§ **Set exercise**
Copy out all the entries exactly.

▬▬▬

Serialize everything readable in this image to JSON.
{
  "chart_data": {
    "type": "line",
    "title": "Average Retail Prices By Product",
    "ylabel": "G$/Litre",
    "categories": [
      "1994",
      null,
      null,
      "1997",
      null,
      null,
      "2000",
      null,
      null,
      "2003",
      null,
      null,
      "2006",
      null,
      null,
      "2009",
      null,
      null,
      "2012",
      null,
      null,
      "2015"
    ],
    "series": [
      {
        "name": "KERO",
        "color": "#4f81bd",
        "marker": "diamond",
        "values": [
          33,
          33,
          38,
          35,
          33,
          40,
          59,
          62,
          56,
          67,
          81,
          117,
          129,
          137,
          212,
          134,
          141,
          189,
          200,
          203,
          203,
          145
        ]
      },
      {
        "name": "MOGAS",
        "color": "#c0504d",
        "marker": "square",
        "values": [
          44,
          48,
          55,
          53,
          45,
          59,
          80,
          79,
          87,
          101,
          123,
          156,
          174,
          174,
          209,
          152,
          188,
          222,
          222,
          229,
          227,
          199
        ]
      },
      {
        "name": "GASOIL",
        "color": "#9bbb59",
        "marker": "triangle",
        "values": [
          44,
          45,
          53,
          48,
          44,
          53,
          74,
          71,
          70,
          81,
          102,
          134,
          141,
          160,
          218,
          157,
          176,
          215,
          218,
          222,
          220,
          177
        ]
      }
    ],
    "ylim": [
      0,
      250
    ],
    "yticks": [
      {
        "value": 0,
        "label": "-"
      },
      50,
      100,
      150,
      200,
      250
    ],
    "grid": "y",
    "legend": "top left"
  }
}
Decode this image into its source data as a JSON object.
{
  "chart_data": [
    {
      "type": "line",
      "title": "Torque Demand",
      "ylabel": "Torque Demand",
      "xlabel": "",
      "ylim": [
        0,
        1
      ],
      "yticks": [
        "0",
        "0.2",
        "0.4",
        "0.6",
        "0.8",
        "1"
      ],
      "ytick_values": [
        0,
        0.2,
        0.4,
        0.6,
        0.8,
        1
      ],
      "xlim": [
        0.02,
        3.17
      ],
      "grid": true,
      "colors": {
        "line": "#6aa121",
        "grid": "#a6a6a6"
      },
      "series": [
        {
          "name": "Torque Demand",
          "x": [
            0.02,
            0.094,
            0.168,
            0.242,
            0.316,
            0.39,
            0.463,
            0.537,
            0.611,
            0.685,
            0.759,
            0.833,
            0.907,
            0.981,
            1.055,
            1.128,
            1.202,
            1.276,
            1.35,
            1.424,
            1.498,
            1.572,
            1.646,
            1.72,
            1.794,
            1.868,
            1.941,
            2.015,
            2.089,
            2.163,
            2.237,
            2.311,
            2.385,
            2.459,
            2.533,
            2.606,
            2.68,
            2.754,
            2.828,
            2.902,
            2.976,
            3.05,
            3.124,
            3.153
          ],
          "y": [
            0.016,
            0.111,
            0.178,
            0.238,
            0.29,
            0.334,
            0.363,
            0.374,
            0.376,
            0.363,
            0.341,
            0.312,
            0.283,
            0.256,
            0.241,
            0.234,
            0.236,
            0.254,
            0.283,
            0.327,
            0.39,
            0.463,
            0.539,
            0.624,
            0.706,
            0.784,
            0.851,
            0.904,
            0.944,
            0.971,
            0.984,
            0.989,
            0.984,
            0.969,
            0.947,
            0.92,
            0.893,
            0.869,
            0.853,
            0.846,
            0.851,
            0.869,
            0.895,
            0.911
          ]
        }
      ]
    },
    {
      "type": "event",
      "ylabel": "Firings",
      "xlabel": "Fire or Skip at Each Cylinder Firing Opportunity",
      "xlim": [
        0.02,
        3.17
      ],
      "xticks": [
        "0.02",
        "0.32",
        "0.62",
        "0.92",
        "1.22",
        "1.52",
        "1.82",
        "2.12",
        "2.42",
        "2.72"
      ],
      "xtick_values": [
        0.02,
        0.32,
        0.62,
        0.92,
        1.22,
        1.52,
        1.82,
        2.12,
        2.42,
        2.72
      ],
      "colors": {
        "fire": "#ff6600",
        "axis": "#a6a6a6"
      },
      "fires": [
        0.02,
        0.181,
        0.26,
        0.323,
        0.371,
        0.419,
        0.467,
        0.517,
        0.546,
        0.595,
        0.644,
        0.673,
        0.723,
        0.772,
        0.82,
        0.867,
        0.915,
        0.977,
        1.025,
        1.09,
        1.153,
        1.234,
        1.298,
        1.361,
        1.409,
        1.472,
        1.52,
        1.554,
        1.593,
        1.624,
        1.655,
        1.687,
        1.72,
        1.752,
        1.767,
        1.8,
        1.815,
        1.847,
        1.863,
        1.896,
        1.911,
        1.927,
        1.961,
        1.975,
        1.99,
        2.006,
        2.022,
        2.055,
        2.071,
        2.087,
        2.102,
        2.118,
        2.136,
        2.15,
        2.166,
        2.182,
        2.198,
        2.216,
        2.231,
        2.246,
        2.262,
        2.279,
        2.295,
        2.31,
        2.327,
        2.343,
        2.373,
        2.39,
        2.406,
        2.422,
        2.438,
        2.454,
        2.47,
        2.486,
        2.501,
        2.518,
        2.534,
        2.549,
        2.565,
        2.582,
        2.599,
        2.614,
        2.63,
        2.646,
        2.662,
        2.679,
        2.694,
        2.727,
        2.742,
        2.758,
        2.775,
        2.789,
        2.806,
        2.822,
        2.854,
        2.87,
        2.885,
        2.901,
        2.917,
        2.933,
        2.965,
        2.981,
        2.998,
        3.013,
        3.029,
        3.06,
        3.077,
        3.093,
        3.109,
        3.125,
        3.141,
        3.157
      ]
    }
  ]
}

▬▬▬

§ **Output for this task**
Serialize everything readable in this image to JSON.
{
  "chart_data": {
    "type": "line",
    "title": "Average Retail Prices By Product",
    "ylabel": "G$/Litre",
    "categories": [
      "1994",
      null,
      null,
      "1997",
      null,
      null,
      "2000",
      null,
      null,
      "2003",
      null,
      null,
      "2006",
      null,
      null,
      "2009",
      null,
      null,
      "2012",
      null,
      null,
      "2015"
    ],
    "series": [
      {
        "name": "KERO",
        "color": "#4f81bd",
        "marker": "diamond",
        "values": [
          33,
          33,
          38,
          35,
          33,
          40,
          59,
          62,
          56,
          67,
          81,
          117,
          129,
          137,
          212,
          134,
          141,
          189,
          200,
          203,
          203,
          145
        ]
      },
      {
        "name": "MOGAS",
        "color": "#c0504d",
        "marker": "square",
        "values": [
          44,
          48,
          55,
          53,
          45,
          59,
          80,
          79,
          87,
          101,
          123,
          156,
          174,
          174,
          209,
          152,
          188,
          222,
          222,
          229,
          227,
          199
        ]
      },
      {
        "name": "GASOIL",
        "color": "#9bbb59",
        "marker": "triangle",
        "values": [
          44,
          45,
          53,
          48,
          44,
          53,
          74,
          71,
          70,
          81,
          102,
          134,
          141,
          160,
          218,
          157,
          176,
          215,
          218,
          222,
          220,
          177
        ]
      }
    ],
    "ylim": [
      0,
      250
    ],
    "yticks": [
      {
        "value": 0,
        "label": "-"
      },
      50,
      100,
      150,
      200,
      250
    ],
    "grid": "y",
    "legend": "top left"
  }
}
Decode this image into its source data as a JSON object.
{
  "chart_data": [
    {
      "type": "line",
      "title": "Torque Demand",
      "ylabel": "Torque Demand",
      "xlabel": "",
      "ylim": [
        0,
        1
      ],
      "yticks": [
        "0",
        "0.2",
        "0.4",
        "0.6",
        "0.8",
        "1"
      ],
      "ytick_values": [
        0,
        0.2,
        0.4,
        0.6,
        0.8,
        1
      ],
      "xlim": [
        0.02,
        3.17
      ],
      "grid": true,
      "colors": {
        "line": "#6aa121",
        "grid": "#a6a6a6"
      },
      "series": [
        {
          "name": "Torque Demand",
          "x": [
            0.02,
            0.094,
            0.168,
            0.242,
            0.316,
            0.39,
            0.463,
            0.537,
            0.611,
            0.685,
            0.759,
            0.833,
            0.907,
            0.981,
            1.055,
            1.128,
            1.202,
            1.276,
            1.35,
            1.424,
            1.498,
            1.572,
            1.646,
            1.72,
            1.794,
            1.868,
            1.941,
            2.015,
            2.089,
            2.163,
            2.237,
            2.311,
            2.385,
            2.459,
            2.533,
            2.606,
            2.68,
            2.754,
            2.828,
            2.902,
            2.976,
            3.05,
            3.124,
            3.153
          ],
          "y": [
            0.016,
            0.111,
            0.178,
            0.238,
            0.29,
            0.334,
            0.363,
            0.374,
            0.376,
            0.363,
            0.341,
            0.312,
            0.283,
            0.256,
            0.241,
            0.234,
            0.236,
            0.254,
            0.283,
            0.327,
            0.39,
            0.463,
            0.539,
            0.624,
            0.706,
            0.784,
            0.851,
            0.904,
            0.944,
            0.971,
            0.984,
            0.989,
            0.984,
            0.969,
            0.947,
            0.92,
            0.893,
            0.869,
            0.853,
            0.846,
            0.851,
            0.869,
            0.895,
            0.911
          ]
        }
      ]
    },
    {
      "type": "event",
      "ylabel": "Firings",
      "xlabel": "Fire or Skip at Each Cylinder Firing Opportunity",
      "xlim": [
        0.02,
        3.17
      ],
      "xticks": [
        "0.02",
        "0.32",
        "0.62",
        "0.92",
        "1.22",
        "1.52",
        "1.82",
        "2.12",
        "2.42",
        "2.72"
      ],
      "xtick_values": [
        0.02,
        0.32,
        0.62,
        0.92,
        1.22,
        1.52,
        1.82,
        2.12,
        2.42,
        2.72
      ],
      "colors": {
        "fire": "#ff6600",
        "axis": "#a6a6a6"
      },
      "fires": [
        0.02,
        0.181,
        0.26,
        0.323,
        0.371,
        0.419,
        0.467,
        0.517,
        0.546,
        0.595,
        0.644,
        0.673,
        0.723,
        0.772,
        0.82,
        0.867,
        0.915,
        0.977,
        1.025,
        1.09,
        1.153,
        1.234,
        1.298,
        1.361,
        1.409,
        1.472,
        1.52,
        1.554,
        1.593,
        1.624,
        1.655,
        1.687,
        1.72,
        1.752,
        1.767,
        1.8,
        1.815,
        1.847,
        1.863,
        1.896,
        1.911,
        1.927,
        1.961,
        1.975,
        1.99,
        2.006,
        2.022,
        2.055,
        2.071,
        2.087,
        2.102,
        2.118,
        2.136,
        2.15,
        2.166,
        2.182,
        2.198,
        2.216,
        2.231,
        2.246,
        2.262,
        2.279,
        2.295,
        2.31,
        2.327,
        2.343,
        2.373,
        2.39,
        2.406,
        2.422,
        2.438,
        2.454,
        2.47,
        2.486,
        2.501,
        2.518,
        2.534,
        2.549,
        2.565,
        2.582,
        2.599,
        2.614,
        2.63,
        2.646,
        2.662,
        2.679,
        2.694,
        2.727,
        2.742,
        2.758,
        2.775,
        2.789,
        2.806,
        2.822,
        2.854,
        2.87,
        2.885,
        2.901,
        2.917,
        2.933,
        2.965,
        2.981,
        2.998,
        3.013,
        3.029,
        3.06,
        3.077,
        3.093,
        3.109,
        3.125,
        3.141,
        3.157
      ]
    }
  ]
}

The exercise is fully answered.